*DIRECTION:*
From the entries below, pull out each line where "vitesse" appears.

___ DATASET RECORDS ___

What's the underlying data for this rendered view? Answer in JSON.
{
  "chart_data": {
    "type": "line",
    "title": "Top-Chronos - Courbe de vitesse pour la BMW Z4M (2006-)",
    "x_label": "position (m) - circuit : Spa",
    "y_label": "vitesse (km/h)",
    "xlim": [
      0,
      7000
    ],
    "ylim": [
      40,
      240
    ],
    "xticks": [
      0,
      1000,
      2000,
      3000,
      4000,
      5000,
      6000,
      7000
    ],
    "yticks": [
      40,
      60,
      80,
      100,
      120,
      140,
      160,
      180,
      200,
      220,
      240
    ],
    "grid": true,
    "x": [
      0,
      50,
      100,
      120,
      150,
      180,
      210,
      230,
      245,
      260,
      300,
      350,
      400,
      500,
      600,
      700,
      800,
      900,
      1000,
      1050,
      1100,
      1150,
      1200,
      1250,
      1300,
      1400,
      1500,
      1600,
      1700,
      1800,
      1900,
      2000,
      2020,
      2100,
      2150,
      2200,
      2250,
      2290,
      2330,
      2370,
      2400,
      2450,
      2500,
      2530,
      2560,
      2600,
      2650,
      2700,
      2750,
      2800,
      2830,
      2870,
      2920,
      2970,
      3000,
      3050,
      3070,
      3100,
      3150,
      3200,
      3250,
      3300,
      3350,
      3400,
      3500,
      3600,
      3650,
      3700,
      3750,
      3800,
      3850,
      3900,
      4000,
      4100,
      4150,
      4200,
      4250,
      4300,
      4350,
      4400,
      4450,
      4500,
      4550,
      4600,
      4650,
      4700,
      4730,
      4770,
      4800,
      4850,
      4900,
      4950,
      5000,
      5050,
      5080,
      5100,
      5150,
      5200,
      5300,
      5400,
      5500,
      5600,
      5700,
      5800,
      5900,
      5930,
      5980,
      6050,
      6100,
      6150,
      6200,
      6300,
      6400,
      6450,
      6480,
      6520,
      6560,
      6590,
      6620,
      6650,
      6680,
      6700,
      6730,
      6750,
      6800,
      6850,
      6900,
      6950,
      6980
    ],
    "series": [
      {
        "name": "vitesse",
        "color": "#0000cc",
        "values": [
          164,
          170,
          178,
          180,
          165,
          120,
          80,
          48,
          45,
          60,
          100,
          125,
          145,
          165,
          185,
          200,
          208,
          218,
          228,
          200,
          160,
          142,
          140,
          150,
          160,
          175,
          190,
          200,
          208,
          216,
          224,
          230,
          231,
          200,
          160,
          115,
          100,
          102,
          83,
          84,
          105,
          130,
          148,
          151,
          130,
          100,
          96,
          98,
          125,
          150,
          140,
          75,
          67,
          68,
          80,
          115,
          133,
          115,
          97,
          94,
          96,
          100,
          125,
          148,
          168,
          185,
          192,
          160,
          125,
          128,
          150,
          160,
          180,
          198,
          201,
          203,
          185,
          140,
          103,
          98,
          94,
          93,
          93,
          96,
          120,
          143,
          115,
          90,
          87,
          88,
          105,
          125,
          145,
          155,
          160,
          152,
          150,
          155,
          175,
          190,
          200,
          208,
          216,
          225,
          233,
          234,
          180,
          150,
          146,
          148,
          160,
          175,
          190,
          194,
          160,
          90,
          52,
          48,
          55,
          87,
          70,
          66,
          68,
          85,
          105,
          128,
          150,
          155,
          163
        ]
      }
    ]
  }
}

___

*RESPONSE TO THIS EXERCISE:*
    "title": "Top-Chronos - Courbe de vitesse pour la BMW Z4M (2006-)",
    "y_label": "vitesse (km/h)",
        "name": "vitesse",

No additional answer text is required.